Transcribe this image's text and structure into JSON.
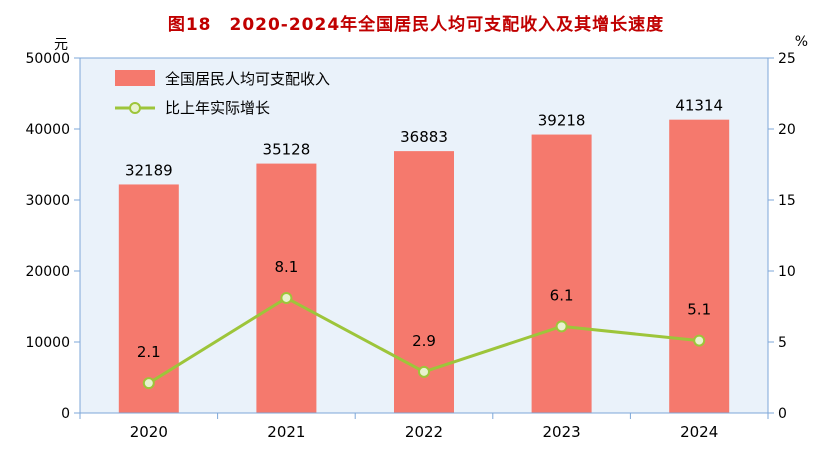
{
  "chart_data": {
    "type": "bar",
    "subtype": "bar-plus-line-dual-axis",
    "title": "图18　2020-2024年全国居民人均可支配收入及其增长速度",
    "left_axis_unit": "元",
    "right_axis_unit": "%",
    "categories": [
      "2020",
      "2021",
      "2022",
      "2023",
      "2024"
    ],
    "series": [
      {
        "name": "全国居民人均可支配收入",
        "type": "bar",
        "axis": "left",
        "values": [
          32189,
          35128,
          36883,
          39218,
          41314
        ]
      },
      {
        "name": "比上年实际增长",
        "type": "line",
        "axis": "right",
        "values": [
          2.1,
          8.1,
          2.9,
          6.1,
          5.1
        ]
      }
    ],
    "left_axis": {
      "min": 0,
      "max": 50000,
      "step": 10000
    },
    "right_axis": {
      "min": 0,
      "max": 25,
      "step": 5
    },
    "grid": false,
    "legend_position": "top-left-inside",
    "colors": {
      "title": "#c00000",
      "bar": "#f5796d",
      "line": "#9dc53a",
      "marker_fill": "#e8f3cf",
      "plot_bg": "#eaf2fa",
      "axis": "#7da7d8",
      "label": "#000000"
    }
  }
}
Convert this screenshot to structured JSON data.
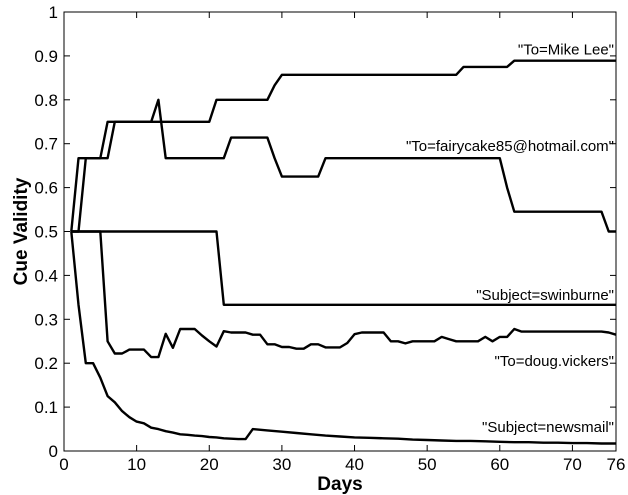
{
  "chart_data": {
    "type": "line",
    "xlabel": "Days",
    "ylabel": "Cue Validity",
    "xlim": [
      0,
      76
    ],
    "ylim": [
      0,
      1
    ],
    "x_ticks": [
      0,
      10,
      20,
      30,
      40,
      50,
      60,
      70,
      76
    ],
    "y_ticks": [
      0,
      0.1,
      0.2,
      0.3,
      0.4,
      0.5,
      0.6,
      0.7,
      0.8,
      0.9,
      1
    ],
    "y_tick_labels": [
      "0",
      "0.1",
      "0.2",
      "0.3",
      "0.4",
      "0.5",
      "0.6",
      "0.7",
      "0.8",
      "0.9",
      "1"
    ],
    "grid": false,
    "legend": "none",
    "series": [
      {
        "name": "\"To=Mike Lee\"",
        "x": [
          1,
          2,
          3,
          4,
          5,
          6,
          7,
          12,
          13,
          17,
          18,
          20,
          21,
          28,
          29,
          30,
          50,
          54,
          55,
          60,
          61,
          62,
          76
        ],
        "y": [
          0.5,
          0.667,
          0.667,
          0.667,
          0.667,
          0.75,
          0.75,
          0.75,
          0.75,
          0.75,
          0.75,
          0.75,
          0.8,
          0.8,
          0.833,
          0.857,
          0.857,
          0.857,
          0.875,
          0.875,
          0.875,
          0.889,
          0.889
        ]
      },
      {
        "name": "\"To=fairycake85@hotmail.com\"",
        "x": [
          1,
          2,
          3,
          6,
          7,
          12,
          13,
          14,
          21,
          22,
          23,
          28,
          29,
          30,
          34,
          35,
          36,
          59,
          60,
          61,
          62,
          74,
          75,
          76
        ],
        "y": [
          0.5,
          0.5,
          0.667,
          0.667,
          0.75,
          0.75,
          0.8,
          0.667,
          0.667,
          0.667,
          0.714,
          0.714,
          0.667,
          0.625,
          0.625,
          0.625,
          0.667,
          0.667,
          0.667,
          0.6,
          0.545,
          0.545,
          0.5,
          0.5
        ]
      },
      {
        "name": "\"Subject=swinburne\"",
        "x": [
          1,
          21,
          22,
          76
        ],
        "y": [
          0.5,
          0.5,
          0.333,
          0.333
        ]
      },
      {
        "name": "\"To=doug.vickers\"",
        "x": [
          1,
          5,
          6,
          7,
          8,
          9,
          10,
          11,
          12,
          13,
          14,
          15,
          16,
          17,
          18,
          19,
          20,
          21,
          22,
          23,
          24,
          25,
          26,
          27,
          28,
          29,
          30,
          31,
          32,
          33,
          34,
          35,
          36,
          37,
          38,
          39,
          40,
          41,
          42,
          43,
          44,
          45,
          46,
          47,
          48,
          49,
          50,
          51,
          52,
          53,
          54,
          55,
          56,
          57,
          58,
          59,
          60,
          61,
          62,
          63,
          64,
          65,
          66,
          67,
          68,
          69,
          70,
          71,
          72,
          73,
          74,
          75,
          76
        ],
        "y": [
          0.5,
          0.5,
          0.25,
          0.222,
          0.222,
          0.231,
          0.231,
          0.231,
          0.214,
          0.214,
          0.267,
          0.235,
          0.278,
          0.278,
          0.278,
          0.263,
          0.25,
          0.238,
          0.273,
          0.27,
          0.27,
          0.27,
          0.265,
          0.265,
          0.243,
          0.243,
          0.237,
          0.237,
          0.233,
          0.233,
          0.243,
          0.243,
          0.236,
          0.236,
          0.236,
          0.246,
          0.266,
          0.27,
          0.27,
          0.27,
          0.27,
          0.25,
          0.25,
          0.245,
          0.25,
          0.25,
          0.25,
          0.25,
          0.26,
          0.255,
          0.25,
          0.25,
          0.25,
          0.25,
          0.26,
          0.25,
          0.26,
          0.26,
          0.278,
          0.272,
          0.272,
          0.272,
          0.272,
          0.272,
          0.272,
          0.272,
          0.272,
          0.272,
          0.272,
          0.272,
          0.272,
          0.27,
          0.265
        ]
      },
      {
        "name": "\"Subject=newsmail\"",
        "x": [
          1,
          2,
          3,
          4,
          5,
          6,
          7,
          8,
          9,
          10,
          11,
          12,
          13,
          14,
          15,
          16,
          17,
          18,
          19,
          20,
          21,
          22,
          23,
          24,
          25,
          26,
          28,
          30,
          32,
          34,
          36,
          38,
          40,
          42,
          44,
          46,
          48,
          50,
          52,
          54,
          56,
          58,
          60,
          62,
          64,
          66,
          68,
          70,
          72,
          74,
          76
        ],
        "y": [
          0.5,
          0.333,
          0.2,
          0.2,
          0.167,
          0.125,
          0.111,
          0.091,
          0.077,
          0.067,
          0.063,
          0.053,
          0.05,
          0.045,
          0.042,
          0.038,
          0.037,
          0.035,
          0.034,
          0.032,
          0.031,
          0.029,
          0.028,
          0.027,
          0.027,
          0.05,
          0.047,
          0.044,
          0.041,
          0.038,
          0.035,
          0.033,
          0.031,
          0.03,
          0.029,
          0.028,
          0.026,
          0.025,
          0.024,
          0.023,
          0.023,
          0.022,
          0.021,
          0.02,
          0.02,
          0.019,
          0.019,
          0.018,
          0.018,
          0.017,
          0.017
        ]
      }
    ],
    "annotations": [
      {
        "text": "\"To=Mike Lee\"",
        "x": 76,
        "y": 0.915
      },
      {
        "text": "\"To=fairycake85@hotmail.com\"",
        "x": 76,
        "y": 0.695
      },
      {
        "text": "\"Subject=swinburne\"",
        "x": 76,
        "y": 0.355
      },
      {
        "text": "\"To=doug.vickers\"",
        "x": 76,
        "y": 0.205
      },
      {
        "text": "\"Subject=newsmail\"",
        "x": 76,
        "y": 0.055
      }
    ]
  }
}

----------

• _Set task_
Reproduce each record from above exactly; pictures do not belong in the copy.

• _Result below_
Transcribe this image's text and structure into JSON.
{
  "chart_data": {
    "type": "bar",
    "subtype": "bar-plus-line-dual-axis",
    "title": "图18　2020-2024年全国居民人均可支配收入及其增长速度",
    "left_axis_unit": "元",
    "right_axis_unit": "%",
    "categories": [
      "2020",
      "2021",
      "2022",
      "2023",
      "2024"
    ],
    "series": [
      {
        "name": "全国居民人均可支配收入",
        "type": "bar",
        "axis": "left",
        "values": [
          32189,
          35128,
          36883,
          39218,
          41314
        ]
      },
      {
        "name": "比上年实际增长",
        "type": "line",
        "axis": "right",
        "values": [
          2.1,
          8.1,
          2.9,
          6.1,
          5.1
        ]
      }
    ],
    "left_axis": {
      "min": 0,
      "max": 50000,
      "step": 10000
    },
    "right_axis": {
      "min": 0,
      "max": 25,
      "step": 5
    },
    "grid": false,
    "legend_position": "top-left-inside",
    "colors": {
      "title": "#c00000",
      "bar": "#f5796d",
      "line": "#9dc53a",
      "marker_fill": "#e8f3cf",
      "plot_bg": "#eaf2fa",
      "axis": "#7da7d8",
      "label": "#000000"
    }
  }
}
Convert this screenshot to structured JSON data.
{
  "chart_data": {
    "type": "line",
    "xlabel": "Days",
    "ylabel": "Cue Validity",
    "xlim": [
      0,
      76
    ],
    "ylim": [
      0,
      1
    ],
    "x_ticks": [
      0,
      10,
      20,
      30,
      40,
      50,
      60,
      70,
      76
    ],
    "y_ticks": [
      0,
      0.1,
      0.2,
      0.3,
      0.4,
      0.5,
      0.6,
      0.7,
      0.8,
      0.9,
      1
    ],
    "y_tick_labels": [
      "0",
      "0.1",
      "0.2",
      "0.3",
      "0.4",
      "0.5",
      "0.6",
      "0.7",
      "0.8",
      "0.9",
      "1"
    ],
    "grid": false,
    "legend": "none",
    "series": [
      {
        "name": "\"To=Mike Lee\"",
        "x": [
          1,
          2,
          3,
          4,
          5,
          6,
          7,
          12,
          13,
          17,
          18,
          20,
          21,
          28,
          29,
          30,
          50,
          54,
          55,
          60,
          61,
          62,
          76
        ],
        "y": [
          0.5,
          0.667,
          0.667,
          0.667,
          0.667,
          0.75,
          0.75,
          0.75,
          0.75,
          0.75,
          0.75,
          0.75,
          0.8,
          0.8,
          0.833,
          0.857,
          0.857,
          0.857,
          0.875,
          0.875,
          0.875,
          0.889,
          0.889
        ]
      },
      {
        "name": "\"To=fairycake85@hotmail.com\"",
        "x": [
          1,
          2,
          3,
          6,
          7,
          12,
          13,
          14,
          21,
          22,
          23,
          28,
          29,
          30,
          34,
          35,
          36,
          59,
          60,
          61,
          62,
          74,
          75,
          76
        ],
        "y": [
          0.5,
          0.5,
          0.667,
          0.667,
          0.75,
          0.75,
          0.8,
          0.667,
          0.667,
          0.667,
          0.714,
          0.714,
          0.667,
          0.625,
          0.625,
          0.625,
          0.667,
          0.667,
          0.667,
          0.6,
          0.545,
          0.545,
          0.5,
          0.5
        ]
      },
      {
        "name": "\"Subject=swinburne\"",
        "x": [
          1,
          21,
          22,
          76
        ],
        "y": [
          0.5,
          0.5,
          0.333,
          0.333
        ]
      },
      {
        "name": "\"To=doug.vickers\"",
        "x": [
          1,
          5,
          6,
          7,
          8,
          9,
          10,
          11,
          12,
          13,
          14,
          15,
          16,
          17,
          18,
          19,
          20,
          21,
          22,
          23,
          24,
          25,
          26,
          27,
          28,
          29,
          30,
          31,
          32,
          33,
          34,
          35,
          36,
          37,
          38,
          39,
          40,
          41,
          42,
          43,
          44,
          45,
          46,
          47,
          48,
          49,
          50,
          51,
          52,
          53,
          54,
          55,
          56,
          57,
          58,
          59,
          60,
          61,
          62,
          63,
          64,
          65,
          66,
          67,
          68,
          69,
          70,
          71,
          72,
          73,
          74,
          75,
          76
        ],
        "y": [
          0.5,
          0.5,
          0.25,
          0.222,
          0.222,
          0.231,
          0.231,
          0.231,
          0.214,
          0.214,
          0.267,
          0.235,
          0.278,
          0.278,
          0.278,
          0.263,
          0.25,
          0.238,
          0.273,
          0.27,
          0.27,
          0.27,
          0.265,
          0.265,
          0.243,
          0.243,
          0.237,
          0.237,
          0.233,
          0.233,
          0.243,
          0.243,
          0.236,
          0.236,
          0.236,
          0.246,
          0.266,
          0.27,
          0.27,
          0.27,
          0.27,
          0.25,
          0.25,
          0.245,
          0.25,
          0.25,
          0.25,
          0.25,
          0.26,
          0.255,
          0.25,
          0.25,
          0.25,
          0.25,
          0.26,
          0.25,
          0.26,
          0.26,
          0.278,
          0.272,
          0.272,
          0.272,
          0.272,
          0.272,
          0.272,
          0.272,
          0.272,
          0.272,
          0.272,
          0.272,
          0.272,
          0.27,
          0.265
        ]
      },
      {
        "name": "\"Subject=newsmail\"",
        "x": [
          1,
          2,
          3,
          4,
          5,
          6,
          7,
          8,
          9,
          10,
          11,
          12,
          13,
          14,
          15,
          16,
          17,
          18,
          19,
          20,
          21,
          22,
          23,
          24,
          25,
          26,
          28,
          30,
          32,
          34,
          36,
          38,
          40,
          42,
          44,
          46,
          48,
          50,
          52,
          54,
          56,
          58,
          60,
          62,
          64,
          66,
          68,
          70,
          72,
          74,
          76
        ],
        "y": [
          0.5,
          0.333,
          0.2,
          0.2,
          0.167,
          0.125,
          0.111,
          0.091,
          0.077,
          0.067,
          0.063,
          0.053,
          0.05,
          0.045,
          0.042,
          0.038,
          0.037,
          0.035,
          0.034,
          0.032,
          0.031,
          0.029,
          0.028,
          0.027,
          0.027,
          0.05,
          0.047,
          0.044,
          0.041,
          0.038,
          0.035,
          0.033,
          0.031,
          0.03,
          0.029,
          0.028,
          0.026,
          0.025,
          0.024,
          0.023,
          0.023,
          0.022,
          0.021,
          0.02,
          0.02,
          0.019,
          0.019,
          0.018,
          0.018,
          0.017,
          0.017
        ]
      }
    ],
    "annotations": [
      {
        "text": "\"To=Mike Lee\"",
        "x": 76,
        "y": 0.915
      },
      {
        "text": "\"To=fairycake85@hotmail.com\"",
        "x": 76,
        "y": 0.695
      },
      {
        "text": "\"Subject=swinburne\"",
        "x": 76,
        "y": 0.355
      },
      {
        "text": "\"To=doug.vickers\"",
        "x": 76,
        "y": 0.205
      },
      {
        "text": "\"Subject=newsmail\"",
        "x": 76,
        "y": 0.055
      }
    ]
  }
}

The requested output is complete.